Task instructions:
Find how many lines in this data contain the string "DIRECTIONS". Respond with only that number.
>>>>
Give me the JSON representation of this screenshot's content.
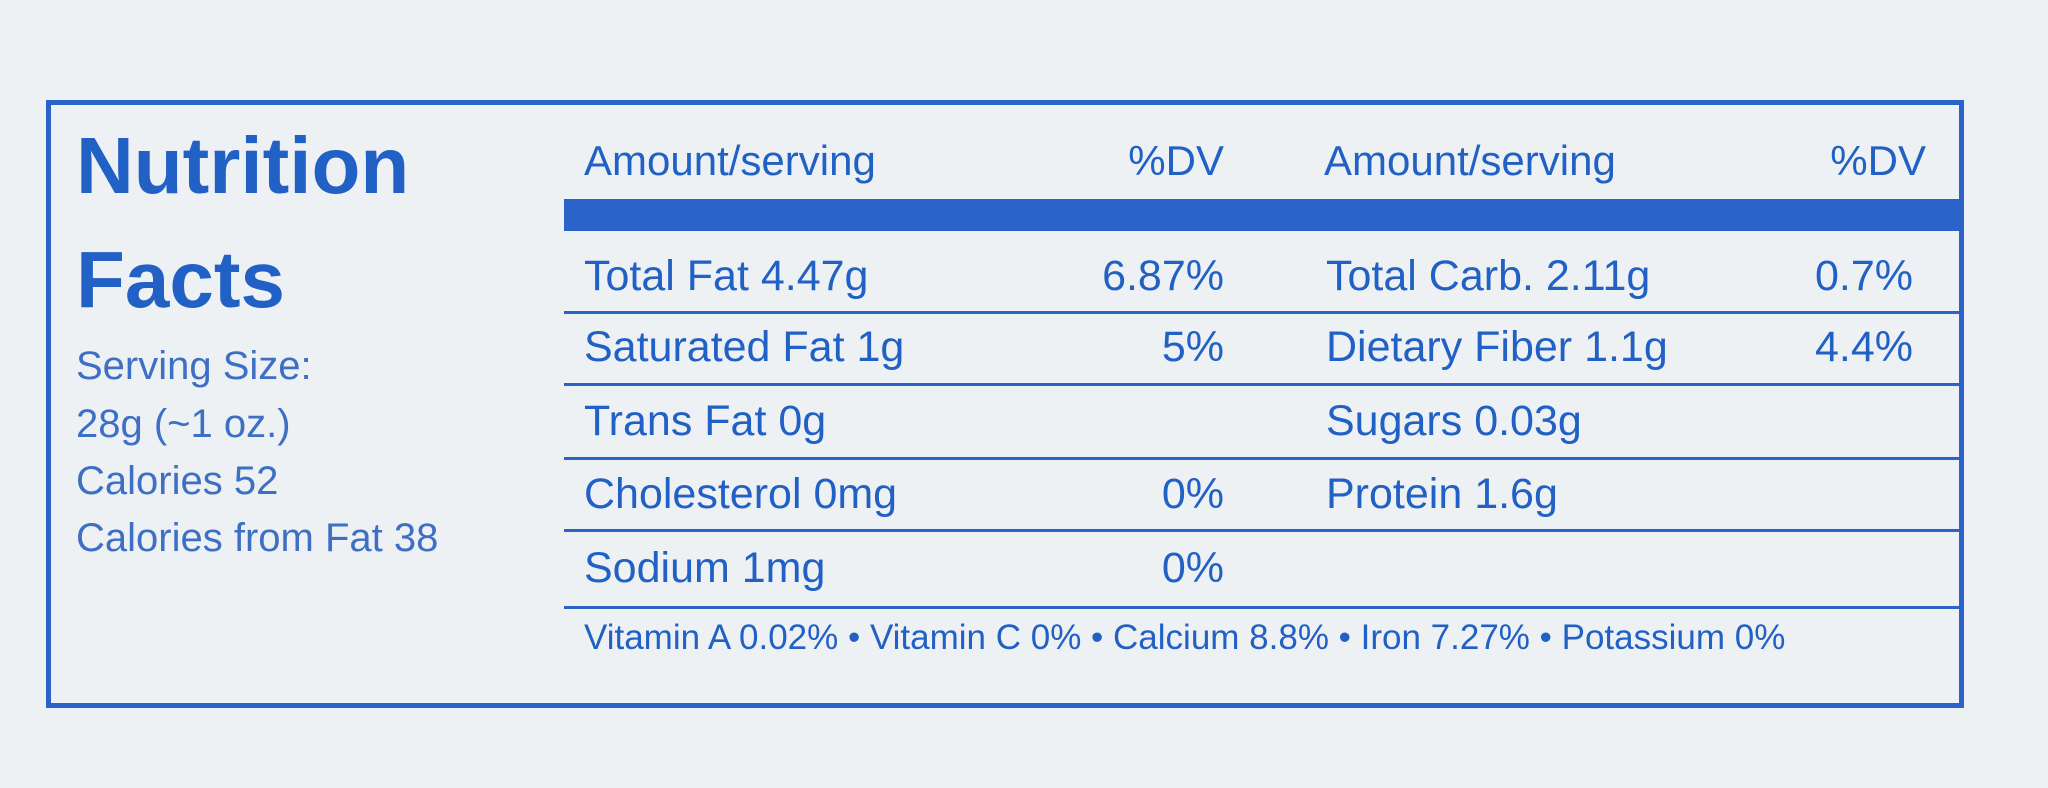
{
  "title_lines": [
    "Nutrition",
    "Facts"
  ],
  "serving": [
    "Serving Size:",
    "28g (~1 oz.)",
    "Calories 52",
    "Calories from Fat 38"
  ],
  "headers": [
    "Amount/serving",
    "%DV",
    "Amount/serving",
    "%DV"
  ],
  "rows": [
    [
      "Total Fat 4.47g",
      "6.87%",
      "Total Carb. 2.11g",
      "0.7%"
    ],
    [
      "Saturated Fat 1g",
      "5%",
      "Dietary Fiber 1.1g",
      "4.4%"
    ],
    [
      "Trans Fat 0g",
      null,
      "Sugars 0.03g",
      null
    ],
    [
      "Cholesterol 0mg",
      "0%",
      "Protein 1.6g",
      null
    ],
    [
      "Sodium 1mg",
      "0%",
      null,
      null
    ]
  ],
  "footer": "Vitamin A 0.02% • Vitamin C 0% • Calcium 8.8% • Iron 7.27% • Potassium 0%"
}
<<<<
>>>>
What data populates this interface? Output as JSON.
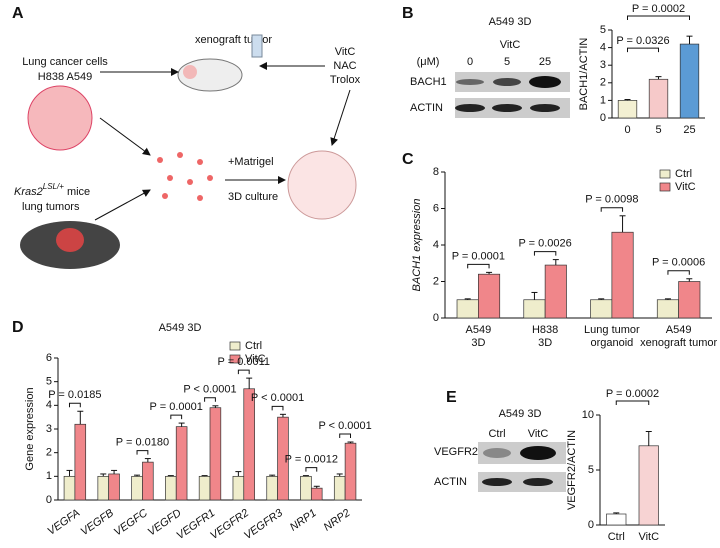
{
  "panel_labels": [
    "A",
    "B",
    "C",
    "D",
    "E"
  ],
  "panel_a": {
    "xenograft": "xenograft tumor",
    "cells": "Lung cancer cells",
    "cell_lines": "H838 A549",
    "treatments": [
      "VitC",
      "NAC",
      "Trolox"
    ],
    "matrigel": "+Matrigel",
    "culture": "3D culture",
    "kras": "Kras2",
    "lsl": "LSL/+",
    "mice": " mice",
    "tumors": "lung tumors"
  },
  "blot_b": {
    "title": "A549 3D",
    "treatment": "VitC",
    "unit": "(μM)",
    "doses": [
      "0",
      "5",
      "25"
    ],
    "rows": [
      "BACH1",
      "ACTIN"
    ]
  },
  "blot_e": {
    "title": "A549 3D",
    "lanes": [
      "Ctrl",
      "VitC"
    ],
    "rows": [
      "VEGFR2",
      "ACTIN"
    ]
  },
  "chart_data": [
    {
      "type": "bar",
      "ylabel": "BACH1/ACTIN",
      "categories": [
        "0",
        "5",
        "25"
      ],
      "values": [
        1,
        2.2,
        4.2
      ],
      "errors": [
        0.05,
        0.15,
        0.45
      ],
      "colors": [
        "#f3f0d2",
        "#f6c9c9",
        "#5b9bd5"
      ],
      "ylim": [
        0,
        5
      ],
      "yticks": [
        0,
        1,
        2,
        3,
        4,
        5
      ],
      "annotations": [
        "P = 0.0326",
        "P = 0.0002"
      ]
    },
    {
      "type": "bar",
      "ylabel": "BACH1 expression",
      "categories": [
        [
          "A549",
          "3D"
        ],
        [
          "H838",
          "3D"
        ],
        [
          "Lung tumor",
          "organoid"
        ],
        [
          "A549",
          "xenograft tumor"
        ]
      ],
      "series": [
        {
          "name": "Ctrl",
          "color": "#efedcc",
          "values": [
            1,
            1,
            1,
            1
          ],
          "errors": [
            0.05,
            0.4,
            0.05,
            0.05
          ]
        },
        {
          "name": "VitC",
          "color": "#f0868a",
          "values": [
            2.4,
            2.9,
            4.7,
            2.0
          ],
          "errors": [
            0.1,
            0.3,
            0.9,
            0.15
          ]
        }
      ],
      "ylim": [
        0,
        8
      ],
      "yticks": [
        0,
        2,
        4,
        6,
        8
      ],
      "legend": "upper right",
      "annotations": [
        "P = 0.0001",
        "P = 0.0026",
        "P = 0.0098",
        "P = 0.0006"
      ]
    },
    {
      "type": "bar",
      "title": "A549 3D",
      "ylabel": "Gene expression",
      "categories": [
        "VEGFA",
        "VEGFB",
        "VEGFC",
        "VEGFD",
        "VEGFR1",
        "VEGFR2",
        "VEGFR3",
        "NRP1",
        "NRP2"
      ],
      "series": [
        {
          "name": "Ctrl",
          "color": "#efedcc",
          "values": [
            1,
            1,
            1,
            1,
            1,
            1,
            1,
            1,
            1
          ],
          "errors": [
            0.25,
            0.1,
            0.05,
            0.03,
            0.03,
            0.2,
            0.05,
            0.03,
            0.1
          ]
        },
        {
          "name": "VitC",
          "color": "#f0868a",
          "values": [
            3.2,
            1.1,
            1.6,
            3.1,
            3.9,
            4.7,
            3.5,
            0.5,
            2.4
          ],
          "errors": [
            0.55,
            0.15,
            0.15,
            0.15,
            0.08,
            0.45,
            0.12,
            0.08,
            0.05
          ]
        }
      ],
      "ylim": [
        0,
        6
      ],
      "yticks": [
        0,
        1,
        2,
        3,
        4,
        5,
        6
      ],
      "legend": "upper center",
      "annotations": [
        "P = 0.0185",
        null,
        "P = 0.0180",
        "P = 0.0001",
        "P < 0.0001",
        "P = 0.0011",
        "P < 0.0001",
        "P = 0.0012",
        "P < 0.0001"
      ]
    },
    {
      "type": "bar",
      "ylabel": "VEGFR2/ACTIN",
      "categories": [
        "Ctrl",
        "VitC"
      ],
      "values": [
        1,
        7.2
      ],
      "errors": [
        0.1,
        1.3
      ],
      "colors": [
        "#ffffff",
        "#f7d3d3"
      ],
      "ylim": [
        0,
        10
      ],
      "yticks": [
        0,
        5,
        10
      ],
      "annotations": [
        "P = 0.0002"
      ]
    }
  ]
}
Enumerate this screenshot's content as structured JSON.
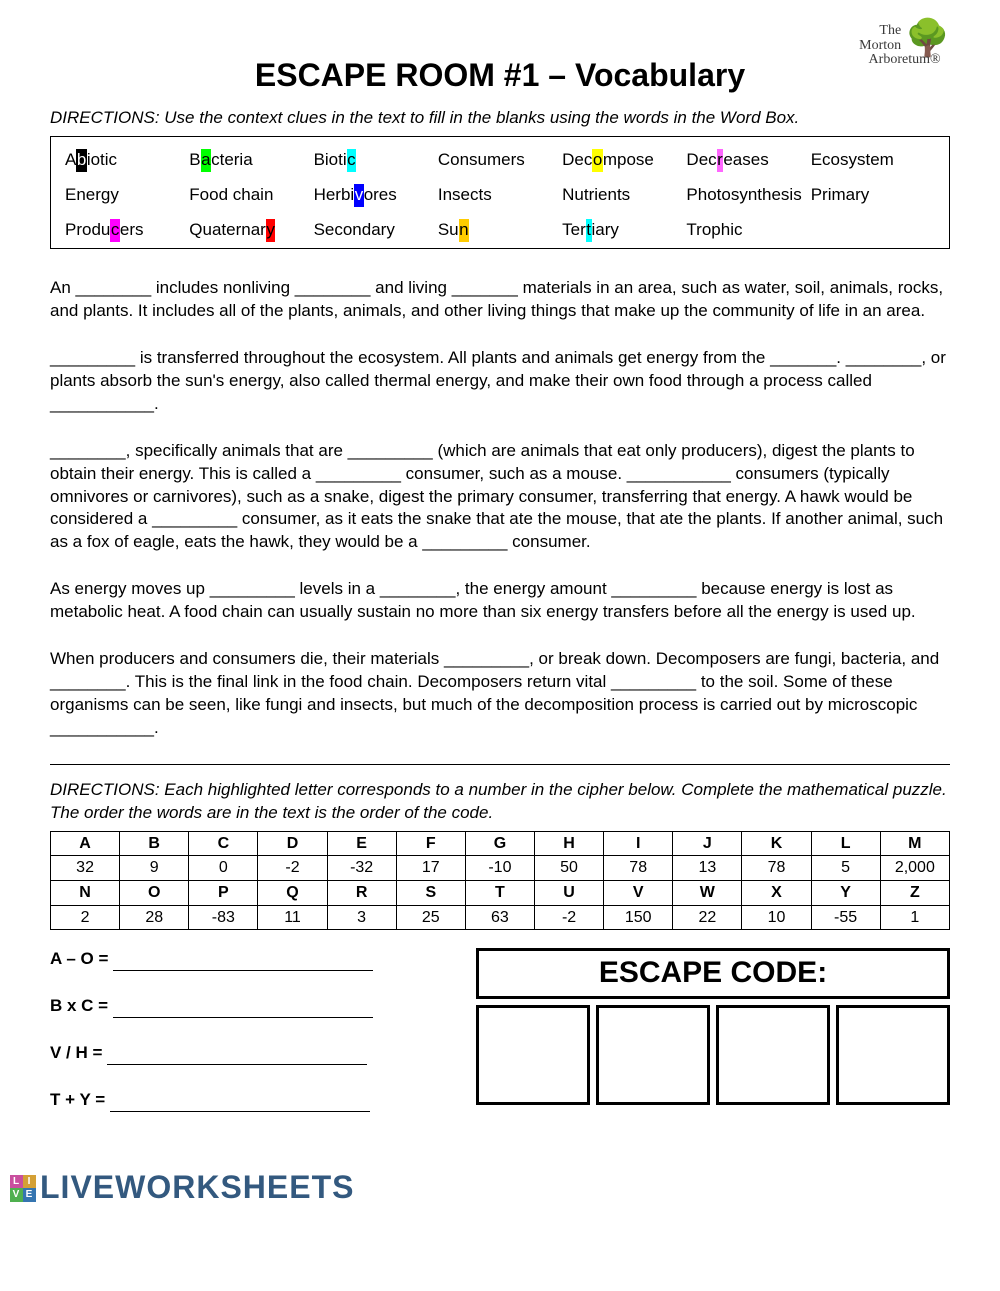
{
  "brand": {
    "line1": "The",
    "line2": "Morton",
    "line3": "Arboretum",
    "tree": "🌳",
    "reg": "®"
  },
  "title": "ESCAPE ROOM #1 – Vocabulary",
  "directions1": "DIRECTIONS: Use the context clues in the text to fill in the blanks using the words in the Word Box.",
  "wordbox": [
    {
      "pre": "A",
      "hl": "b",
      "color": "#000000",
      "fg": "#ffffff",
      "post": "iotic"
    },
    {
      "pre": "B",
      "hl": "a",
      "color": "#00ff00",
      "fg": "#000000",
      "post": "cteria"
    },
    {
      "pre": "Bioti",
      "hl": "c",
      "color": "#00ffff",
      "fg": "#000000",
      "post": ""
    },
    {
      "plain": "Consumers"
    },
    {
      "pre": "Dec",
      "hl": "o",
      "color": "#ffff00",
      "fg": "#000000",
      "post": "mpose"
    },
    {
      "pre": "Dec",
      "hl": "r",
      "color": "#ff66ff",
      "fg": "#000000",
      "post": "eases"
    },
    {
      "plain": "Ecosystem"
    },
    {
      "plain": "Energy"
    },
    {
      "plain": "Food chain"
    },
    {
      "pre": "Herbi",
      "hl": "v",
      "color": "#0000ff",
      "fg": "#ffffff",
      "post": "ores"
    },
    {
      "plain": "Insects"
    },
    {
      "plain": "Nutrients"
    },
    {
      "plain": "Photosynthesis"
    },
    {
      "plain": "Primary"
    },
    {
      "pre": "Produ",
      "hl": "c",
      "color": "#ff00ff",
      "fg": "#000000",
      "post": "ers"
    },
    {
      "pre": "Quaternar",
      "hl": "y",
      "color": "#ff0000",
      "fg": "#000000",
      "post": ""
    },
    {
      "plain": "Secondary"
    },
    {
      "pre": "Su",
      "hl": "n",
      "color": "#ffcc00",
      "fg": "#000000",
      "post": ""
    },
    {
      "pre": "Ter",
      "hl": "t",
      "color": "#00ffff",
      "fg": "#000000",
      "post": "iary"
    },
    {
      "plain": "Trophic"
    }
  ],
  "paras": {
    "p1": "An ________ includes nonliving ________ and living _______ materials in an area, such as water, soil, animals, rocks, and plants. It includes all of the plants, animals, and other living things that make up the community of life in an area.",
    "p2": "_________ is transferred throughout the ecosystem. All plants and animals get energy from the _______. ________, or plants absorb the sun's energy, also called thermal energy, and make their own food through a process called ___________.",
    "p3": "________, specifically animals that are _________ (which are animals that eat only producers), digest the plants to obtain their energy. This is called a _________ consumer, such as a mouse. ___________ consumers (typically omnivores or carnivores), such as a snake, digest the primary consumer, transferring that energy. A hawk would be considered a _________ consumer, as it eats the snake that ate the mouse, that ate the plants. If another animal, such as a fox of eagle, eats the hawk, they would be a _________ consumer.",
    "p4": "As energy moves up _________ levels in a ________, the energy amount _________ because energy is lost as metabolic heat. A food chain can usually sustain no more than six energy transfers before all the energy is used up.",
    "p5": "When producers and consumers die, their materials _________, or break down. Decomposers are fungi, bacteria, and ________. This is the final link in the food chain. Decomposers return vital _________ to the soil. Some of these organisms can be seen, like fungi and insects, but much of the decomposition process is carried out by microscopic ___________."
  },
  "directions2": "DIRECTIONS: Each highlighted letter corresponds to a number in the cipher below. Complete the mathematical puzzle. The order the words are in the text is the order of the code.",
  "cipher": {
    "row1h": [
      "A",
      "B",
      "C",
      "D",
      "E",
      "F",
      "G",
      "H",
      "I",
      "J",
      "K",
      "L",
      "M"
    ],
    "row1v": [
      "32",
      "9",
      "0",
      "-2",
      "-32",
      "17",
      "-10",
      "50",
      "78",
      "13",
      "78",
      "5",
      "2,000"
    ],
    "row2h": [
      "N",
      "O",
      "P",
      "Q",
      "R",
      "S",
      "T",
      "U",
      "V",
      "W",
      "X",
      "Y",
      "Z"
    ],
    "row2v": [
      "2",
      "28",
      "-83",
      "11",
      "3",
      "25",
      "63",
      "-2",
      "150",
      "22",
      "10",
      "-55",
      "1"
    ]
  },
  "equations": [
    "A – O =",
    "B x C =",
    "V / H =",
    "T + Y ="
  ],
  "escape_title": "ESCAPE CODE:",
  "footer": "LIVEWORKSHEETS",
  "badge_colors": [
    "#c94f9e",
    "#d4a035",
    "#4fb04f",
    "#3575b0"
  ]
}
<<<<
Task output:
2